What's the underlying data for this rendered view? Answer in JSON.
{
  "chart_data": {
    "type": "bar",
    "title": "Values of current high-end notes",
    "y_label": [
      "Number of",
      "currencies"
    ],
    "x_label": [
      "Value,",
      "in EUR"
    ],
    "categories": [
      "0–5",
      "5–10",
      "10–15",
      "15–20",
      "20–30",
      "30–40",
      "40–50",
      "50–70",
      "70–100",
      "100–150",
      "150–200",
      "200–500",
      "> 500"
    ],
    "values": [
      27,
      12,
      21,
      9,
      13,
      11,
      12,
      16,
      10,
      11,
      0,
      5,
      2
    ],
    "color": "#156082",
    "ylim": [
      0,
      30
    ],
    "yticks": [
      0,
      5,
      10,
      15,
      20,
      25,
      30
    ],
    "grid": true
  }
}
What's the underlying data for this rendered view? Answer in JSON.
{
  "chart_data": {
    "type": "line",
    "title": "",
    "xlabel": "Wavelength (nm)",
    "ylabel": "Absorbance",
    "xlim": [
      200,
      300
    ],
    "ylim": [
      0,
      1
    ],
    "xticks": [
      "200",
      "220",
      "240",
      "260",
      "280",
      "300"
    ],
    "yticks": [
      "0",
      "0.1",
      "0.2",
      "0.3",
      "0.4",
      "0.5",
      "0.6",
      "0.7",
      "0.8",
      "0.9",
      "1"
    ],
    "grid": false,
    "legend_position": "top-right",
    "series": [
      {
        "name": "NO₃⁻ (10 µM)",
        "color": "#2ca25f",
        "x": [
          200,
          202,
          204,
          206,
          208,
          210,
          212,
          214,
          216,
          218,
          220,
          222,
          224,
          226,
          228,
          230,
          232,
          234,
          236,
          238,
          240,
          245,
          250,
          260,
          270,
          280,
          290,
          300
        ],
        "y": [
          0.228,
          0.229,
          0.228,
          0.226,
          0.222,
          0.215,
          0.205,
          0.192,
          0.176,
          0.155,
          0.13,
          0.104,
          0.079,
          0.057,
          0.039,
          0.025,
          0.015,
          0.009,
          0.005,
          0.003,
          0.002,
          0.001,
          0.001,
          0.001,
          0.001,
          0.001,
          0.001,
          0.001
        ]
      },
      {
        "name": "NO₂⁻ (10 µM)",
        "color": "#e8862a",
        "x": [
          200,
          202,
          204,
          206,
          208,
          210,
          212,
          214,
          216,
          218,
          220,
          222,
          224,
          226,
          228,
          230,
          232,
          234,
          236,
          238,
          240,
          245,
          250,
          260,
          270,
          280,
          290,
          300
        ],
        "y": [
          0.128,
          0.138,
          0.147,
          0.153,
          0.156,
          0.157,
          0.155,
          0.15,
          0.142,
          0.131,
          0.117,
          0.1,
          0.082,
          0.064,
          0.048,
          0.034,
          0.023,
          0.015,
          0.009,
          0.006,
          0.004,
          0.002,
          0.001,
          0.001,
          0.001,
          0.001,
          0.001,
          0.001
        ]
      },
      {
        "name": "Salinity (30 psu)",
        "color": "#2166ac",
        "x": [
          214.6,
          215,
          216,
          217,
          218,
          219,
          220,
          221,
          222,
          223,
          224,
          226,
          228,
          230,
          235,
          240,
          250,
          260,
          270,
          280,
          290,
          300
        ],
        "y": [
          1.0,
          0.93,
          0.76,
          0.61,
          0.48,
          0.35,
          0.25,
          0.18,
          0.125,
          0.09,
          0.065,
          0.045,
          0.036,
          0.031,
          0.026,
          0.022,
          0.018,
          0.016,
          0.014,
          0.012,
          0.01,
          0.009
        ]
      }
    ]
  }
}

+++++

** Written instruction **
Only lines with "title" are wanted here; list each of them.

** Response **
    "title": "Values of current high-end notes",
    "title": "",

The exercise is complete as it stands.